▶ [Exercise]: Extract every line of the records below verbatim, leaving out the pictures.

▶ [Material provided]:

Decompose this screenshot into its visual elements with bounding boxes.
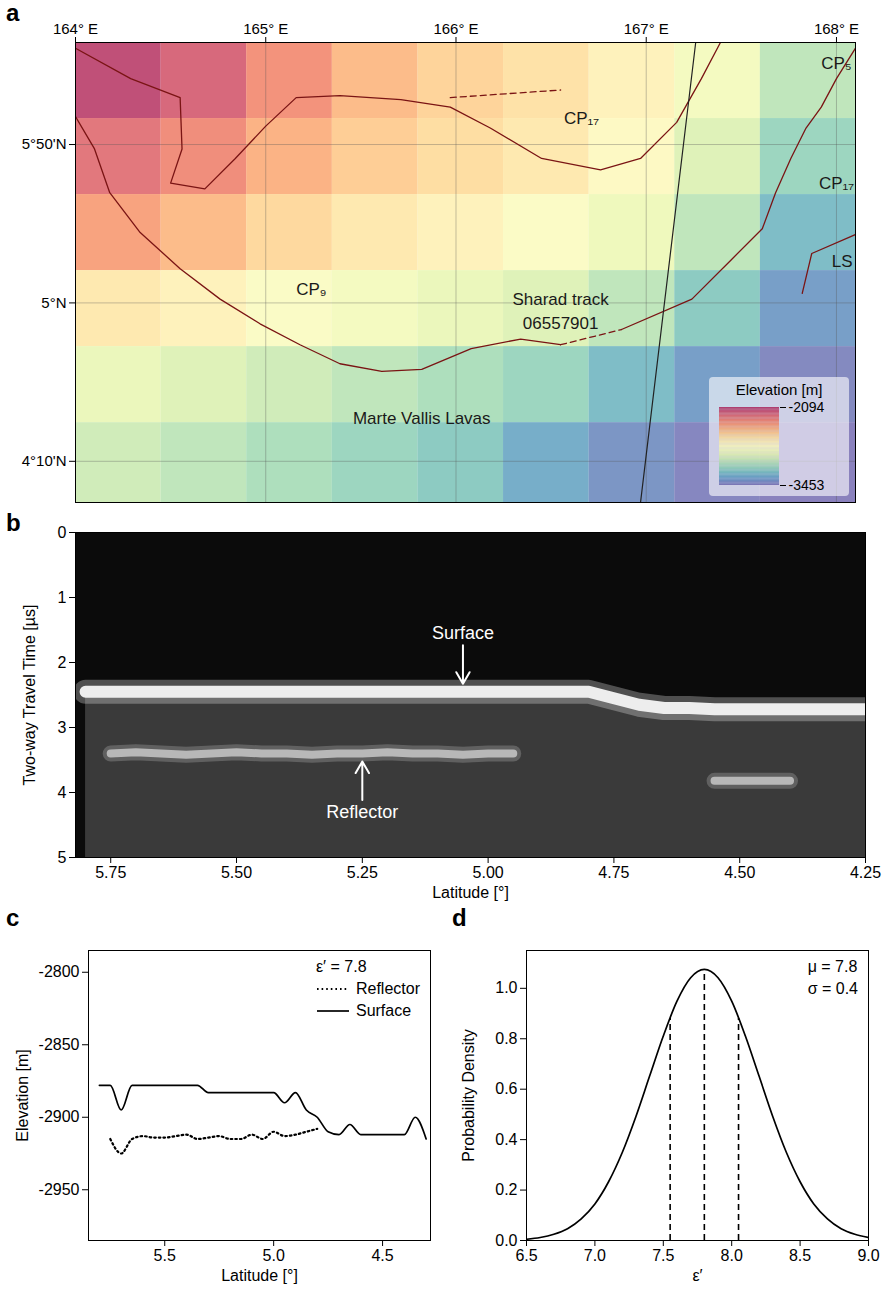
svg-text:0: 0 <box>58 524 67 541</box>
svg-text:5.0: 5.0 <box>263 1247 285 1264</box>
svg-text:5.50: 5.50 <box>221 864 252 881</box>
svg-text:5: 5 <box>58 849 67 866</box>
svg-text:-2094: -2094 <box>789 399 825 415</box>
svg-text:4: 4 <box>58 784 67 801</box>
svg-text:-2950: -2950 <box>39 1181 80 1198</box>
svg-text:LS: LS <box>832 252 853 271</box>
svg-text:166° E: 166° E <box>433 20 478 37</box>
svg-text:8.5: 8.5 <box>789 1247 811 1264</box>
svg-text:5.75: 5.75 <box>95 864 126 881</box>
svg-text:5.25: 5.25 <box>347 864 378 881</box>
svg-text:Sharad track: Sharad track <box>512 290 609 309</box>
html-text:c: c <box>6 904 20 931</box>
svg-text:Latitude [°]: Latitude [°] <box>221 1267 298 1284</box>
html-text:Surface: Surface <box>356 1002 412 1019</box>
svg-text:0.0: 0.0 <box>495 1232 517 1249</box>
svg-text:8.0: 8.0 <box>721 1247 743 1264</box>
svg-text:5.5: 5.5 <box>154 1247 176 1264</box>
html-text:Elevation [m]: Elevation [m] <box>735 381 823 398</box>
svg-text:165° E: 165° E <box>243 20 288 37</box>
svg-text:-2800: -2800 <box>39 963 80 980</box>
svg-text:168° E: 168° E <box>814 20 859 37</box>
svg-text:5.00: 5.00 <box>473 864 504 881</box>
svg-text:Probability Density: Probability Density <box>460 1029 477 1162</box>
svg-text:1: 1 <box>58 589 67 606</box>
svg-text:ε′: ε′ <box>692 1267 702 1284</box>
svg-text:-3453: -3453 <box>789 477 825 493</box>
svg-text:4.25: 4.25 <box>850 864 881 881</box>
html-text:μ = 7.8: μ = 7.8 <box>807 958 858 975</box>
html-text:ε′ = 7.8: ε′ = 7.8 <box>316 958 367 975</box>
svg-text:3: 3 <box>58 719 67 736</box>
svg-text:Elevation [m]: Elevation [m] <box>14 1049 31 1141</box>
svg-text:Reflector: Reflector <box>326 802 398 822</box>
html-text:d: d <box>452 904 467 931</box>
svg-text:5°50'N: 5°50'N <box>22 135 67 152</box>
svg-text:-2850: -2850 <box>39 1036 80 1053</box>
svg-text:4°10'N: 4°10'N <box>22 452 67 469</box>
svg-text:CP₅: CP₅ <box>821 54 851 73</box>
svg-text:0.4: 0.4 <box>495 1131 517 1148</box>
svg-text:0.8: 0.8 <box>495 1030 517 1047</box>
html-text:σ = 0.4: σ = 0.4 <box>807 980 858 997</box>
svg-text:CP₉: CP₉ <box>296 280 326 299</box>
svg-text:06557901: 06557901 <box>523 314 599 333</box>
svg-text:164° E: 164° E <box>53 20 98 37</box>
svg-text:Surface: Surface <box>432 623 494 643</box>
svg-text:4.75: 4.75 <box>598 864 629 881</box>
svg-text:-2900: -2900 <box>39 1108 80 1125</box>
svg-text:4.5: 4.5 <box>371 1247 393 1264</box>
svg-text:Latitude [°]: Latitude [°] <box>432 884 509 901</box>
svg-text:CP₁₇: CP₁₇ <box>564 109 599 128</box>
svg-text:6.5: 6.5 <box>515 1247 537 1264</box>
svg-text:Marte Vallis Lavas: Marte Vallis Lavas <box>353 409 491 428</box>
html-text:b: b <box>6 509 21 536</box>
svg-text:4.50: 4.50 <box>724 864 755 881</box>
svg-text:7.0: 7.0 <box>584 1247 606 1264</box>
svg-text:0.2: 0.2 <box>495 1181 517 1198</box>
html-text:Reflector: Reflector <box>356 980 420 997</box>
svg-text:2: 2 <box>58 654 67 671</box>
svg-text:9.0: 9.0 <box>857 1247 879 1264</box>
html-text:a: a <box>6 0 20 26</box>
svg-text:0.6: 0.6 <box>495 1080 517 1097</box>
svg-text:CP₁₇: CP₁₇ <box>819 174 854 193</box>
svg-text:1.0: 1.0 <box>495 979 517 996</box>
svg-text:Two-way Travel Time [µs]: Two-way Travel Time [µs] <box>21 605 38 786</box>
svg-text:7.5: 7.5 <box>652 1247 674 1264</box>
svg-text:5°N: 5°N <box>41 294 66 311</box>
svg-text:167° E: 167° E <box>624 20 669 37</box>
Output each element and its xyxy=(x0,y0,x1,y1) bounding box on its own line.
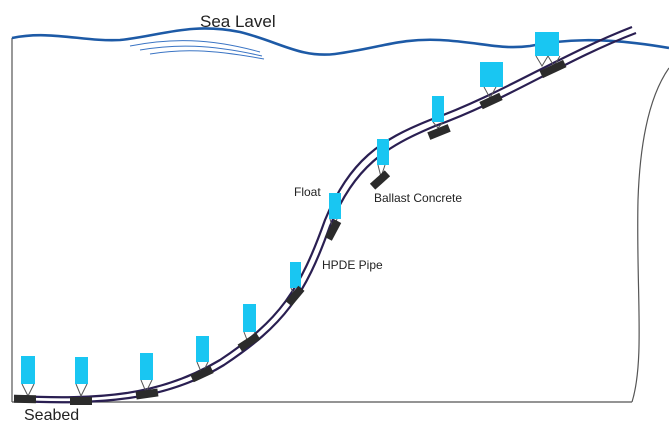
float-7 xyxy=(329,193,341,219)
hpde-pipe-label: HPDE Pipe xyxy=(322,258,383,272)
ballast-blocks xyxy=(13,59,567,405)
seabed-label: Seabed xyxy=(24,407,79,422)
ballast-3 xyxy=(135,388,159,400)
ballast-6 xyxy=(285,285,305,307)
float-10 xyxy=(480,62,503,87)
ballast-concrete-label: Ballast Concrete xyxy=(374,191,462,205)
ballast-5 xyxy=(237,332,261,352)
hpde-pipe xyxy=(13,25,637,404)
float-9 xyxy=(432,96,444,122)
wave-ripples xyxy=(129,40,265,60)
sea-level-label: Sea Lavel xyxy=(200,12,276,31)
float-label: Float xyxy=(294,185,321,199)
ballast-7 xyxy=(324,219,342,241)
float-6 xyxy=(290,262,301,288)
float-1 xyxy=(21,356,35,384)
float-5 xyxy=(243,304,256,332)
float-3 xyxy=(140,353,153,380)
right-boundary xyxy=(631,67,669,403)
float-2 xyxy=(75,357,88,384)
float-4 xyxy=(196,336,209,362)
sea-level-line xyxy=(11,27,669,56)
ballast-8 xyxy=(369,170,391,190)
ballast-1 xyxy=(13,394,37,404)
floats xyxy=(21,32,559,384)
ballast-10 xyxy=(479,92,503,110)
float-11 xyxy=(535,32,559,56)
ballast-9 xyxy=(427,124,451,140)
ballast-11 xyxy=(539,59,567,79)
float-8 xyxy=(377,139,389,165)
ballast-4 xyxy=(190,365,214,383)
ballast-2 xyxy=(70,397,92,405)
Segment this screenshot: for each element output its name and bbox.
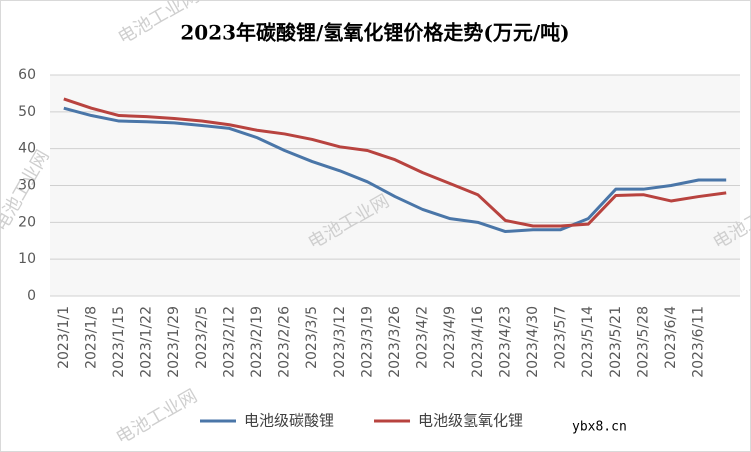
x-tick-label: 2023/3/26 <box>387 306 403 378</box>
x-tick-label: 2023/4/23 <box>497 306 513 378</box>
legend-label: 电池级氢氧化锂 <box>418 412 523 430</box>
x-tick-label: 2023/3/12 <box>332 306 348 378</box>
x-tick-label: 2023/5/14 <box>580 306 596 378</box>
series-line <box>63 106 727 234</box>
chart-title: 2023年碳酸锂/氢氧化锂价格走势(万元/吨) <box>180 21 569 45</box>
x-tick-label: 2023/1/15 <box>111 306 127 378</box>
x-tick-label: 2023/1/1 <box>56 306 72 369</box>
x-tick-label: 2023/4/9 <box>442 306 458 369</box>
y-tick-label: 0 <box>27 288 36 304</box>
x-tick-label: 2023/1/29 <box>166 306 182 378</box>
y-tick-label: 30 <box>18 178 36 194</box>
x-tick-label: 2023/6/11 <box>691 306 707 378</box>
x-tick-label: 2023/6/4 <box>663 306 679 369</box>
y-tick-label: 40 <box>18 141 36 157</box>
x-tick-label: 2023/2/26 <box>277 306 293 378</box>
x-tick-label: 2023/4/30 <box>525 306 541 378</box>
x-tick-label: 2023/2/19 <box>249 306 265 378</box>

▶ [Finished task]:
Decompose this screenshot into its visual elements with bounding boxes.
svg-text:0: 0 <box>58 524 67 541</box>
svg-text:5.0: 5.0 <box>263 1247 285 1264</box>
svg-text:5.50: 5.50 <box>221 864 252 881</box>
svg-text:5: 5 <box>58 849 67 866</box>
svg-text:-2094: -2094 <box>789 399 825 415</box>
svg-text:4: 4 <box>58 784 67 801</box>
svg-text:-2950: -2950 <box>39 1181 80 1198</box>
svg-text:LS: LS <box>832 252 853 271</box>
svg-text:166° E: 166° E <box>433 20 478 37</box>
svg-text:8.5: 8.5 <box>789 1247 811 1264</box>
svg-text:5.75: 5.75 <box>95 864 126 881</box>
svg-text:5.25: 5.25 <box>347 864 378 881</box>
svg-text:Sharad track: Sharad track <box>512 290 609 309</box>
html-text:c: c <box>6 904 20 931</box>
svg-text:Latitude [°]: Latitude [°] <box>221 1267 298 1284</box>
html-text:Surface: Surface <box>356 1002 412 1019</box>
svg-text:0.0: 0.0 <box>495 1232 517 1249</box>
svg-text:8.0: 8.0 <box>721 1247 743 1264</box>
svg-text:5.5: 5.5 <box>154 1247 176 1264</box>
html-text:Elevation [m]: Elevation [m] <box>735 381 823 398</box>
svg-text:165° E: 165° E <box>243 20 288 37</box>
svg-text:-2800: -2800 <box>39 963 80 980</box>
svg-text:168° E: 168° E <box>814 20 859 37</box>
svg-text:5.00: 5.00 <box>473 864 504 881</box>
svg-text:Probability Density: Probability Density <box>460 1029 477 1162</box>
svg-text:1: 1 <box>58 589 67 606</box>
svg-text:ε′: ε′ <box>692 1267 702 1284</box>
svg-text:-3453: -3453 <box>789 477 825 493</box>
svg-text:4.25: 4.25 <box>850 864 881 881</box>
html-text:μ = 7.8: μ = 7.8 <box>807 958 858 975</box>
html-text:ε′ = 7.8: ε′ = 7.8 <box>316 958 367 975</box>
svg-text:3: 3 <box>58 719 67 736</box>
svg-text:Elevation [m]: Elevation [m] <box>14 1049 31 1141</box>
svg-text:Reflector: Reflector <box>326 802 398 822</box>
html-text:d: d <box>452 904 467 931</box>
svg-text:5°50'N: 5°50'N <box>22 135 67 152</box>
svg-text:-2850: -2850 <box>39 1036 80 1053</box>
svg-text:4°10'N: 4°10'N <box>22 452 67 469</box>
svg-text:CP₅: CP₅ <box>821 54 851 73</box>
svg-text:0.4: 0.4 <box>495 1131 517 1148</box>
svg-text:0.8: 0.8 <box>495 1030 517 1047</box>
html-text:σ = 0.4: σ = 0.4 <box>807 980 858 997</box>
svg-text:CP₉: CP₉ <box>296 280 326 299</box>
svg-text:06557901: 06557901 <box>523 314 599 333</box>
svg-text:164° E: 164° E <box>53 20 98 37</box>
svg-text:Surface: Surface <box>432 623 494 643</box>
svg-text:4.75: 4.75 <box>598 864 629 881</box>
svg-text:-2900: -2900 <box>39 1108 80 1125</box>
svg-text:4.5: 4.5 <box>371 1247 393 1264</box>
svg-text:Latitude [°]: Latitude [°] <box>432 884 509 901</box>
svg-text:CP₁₇: CP₁₇ <box>564 109 599 128</box>
svg-text:6.5: 6.5 <box>515 1247 537 1264</box>
svg-text:Marte Vallis Lavas: Marte Vallis Lavas <box>353 409 491 428</box>
html-text:b: b <box>6 509 21 536</box>
svg-text:4.50: 4.50 <box>724 864 755 881</box>
svg-text:7.0: 7.0 <box>584 1247 606 1264</box>
svg-text:0.2: 0.2 <box>495 1181 517 1198</box>
html-text:Reflector: Reflector <box>356 980 420 997</box>
svg-text:2: 2 <box>58 654 67 671</box>
svg-text:9.0: 9.0 <box>857 1247 879 1264</box>
html-text:a: a <box>6 0 20 26</box>
svg-text:0.6: 0.6 <box>495 1080 517 1097</box>
svg-text:CP₁₇: CP₁₇ <box>819 174 854 193</box>
svg-text:1.0: 1.0 <box>495 979 517 996</box>
svg-text:Two-way Travel Time [µs]: Two-way Travel Time [µs] <box>21 605 38 786</box>
svg-text:7.5: 7.5 <box>652 1247 674 1264</box>
svg-text:5°N: 5°N <box>41 294 66 311</box>
svg-text:167° E: 167° E <box>624 20 669 37</box>
Output each element and its xyxy=(x0,y0,x1,y1) bounding box on its own line.
float-7 xyxy=(329,193,341,219)
hpde-pipe-label: HPDE Pipe xyxy=(322,258,383,272)
ballast-blocks xyxy=(13,59,567,405)
seabed-label: Seabed xyxy=(24,407,79,422)
ballast-3 xyxy=(135,388,159,400)
ballast-6 xyxy=(285,285,305,307)
float-10 xyxy=(480,62,503,87)
ballast-concrete-label: Ballast Concrete xyxy=(374,191,462,205)
ballast-5 xyxy=(237,332,261,352)
hpde-pipe xyxy=(13,25,637,404)
float-9 xyxy=(432,96,444,122)
wave-ripples xyxy=(129,40,265,60)
sea-level-label: Sea Lavel xyxy=(200,12,276,31)
float-label: Float xyxy=(294,185,321,199)
ballast-7 xyxy=(324,219,342,241)
float-6 xyxy=(290,262,301,288)
float-1 xyxy=(21,356,35,384)
float-5 xyxy=(243,304,256,332)
float-3 xyxy=(140,353,153,380)
right-boundary xyxy=(631,67,669,403)
float-2 xyxy=(75,357,88,384)
float-4 xyxy=(196,336,209,362)
sea-level-line xyxy=(11,27,669,56)
ballast-8 xyxy=(369,170,391,190)
ballast-1 xyxy=(13,394,37,404)
floats xyxy=(21,32,559,384)
ballast-10 xyxy=(479,92,503,110)
float-11 xyxy=(535,32,559,56)
ballast-9 xyxy=(427,124,451,140)
ballast-11 xyxy=(539,59,567,79)
float-8 xyxy=(377,139,389,165)
ballast-4 xyxy=(190,365,214,383)
ballast-2 xyxy=(70,397,92,405)
Segment this screenshot: for each element output its name and bbox.
x-tick-label: 2023/3/26 <box>387 306 403 378</box>
x-tick-label: 2023/4/23 <box>497 306 513 378</box>
legend-label: 电池级氢氧化锂 <box>418 412 523 430</box>
x-tick-label: 2023/3/12 <box>332 306 348 378</box>
x-tick-label: 2023/5/14 <box>580 306 596 378</box>
series-line <box>63 106 727 234</box>
chart-title: 2023年碳酸锂/氢氧化锂价格走势(万元/吨) <box>180 21 569 45</box>
x-tick-label: 2023/1/15 <box>111 306 127 378</box>
x-tick-label: 2023/1/1 <box>56 306 72 369</box>
x-tick-label: 2023/4/9 <box>442 306 458 369</box>
y-tick-label: 0 <box>27 288 36 304</box>
x-tick-label: 2023/1/29 <box>166 306 182 378</box>
y-tick-label: 30 <box>18 178 36 194</box>
x-tick-label: 2023/6/11 <box>691 306 707 378</box>
x-tick-label: 2023/6/4 <box>663 306 679 369</box>
y-tick-label: 40 <box>18 141 36 157</box>
x-tick-label: 2023/2/26 <box>277 306 293 378</box>
x-tick-label: 2023/4/30 <box>525 306 541 378</box>
x-tick-label: 2023/2/19 <box>249 306 265 378</box>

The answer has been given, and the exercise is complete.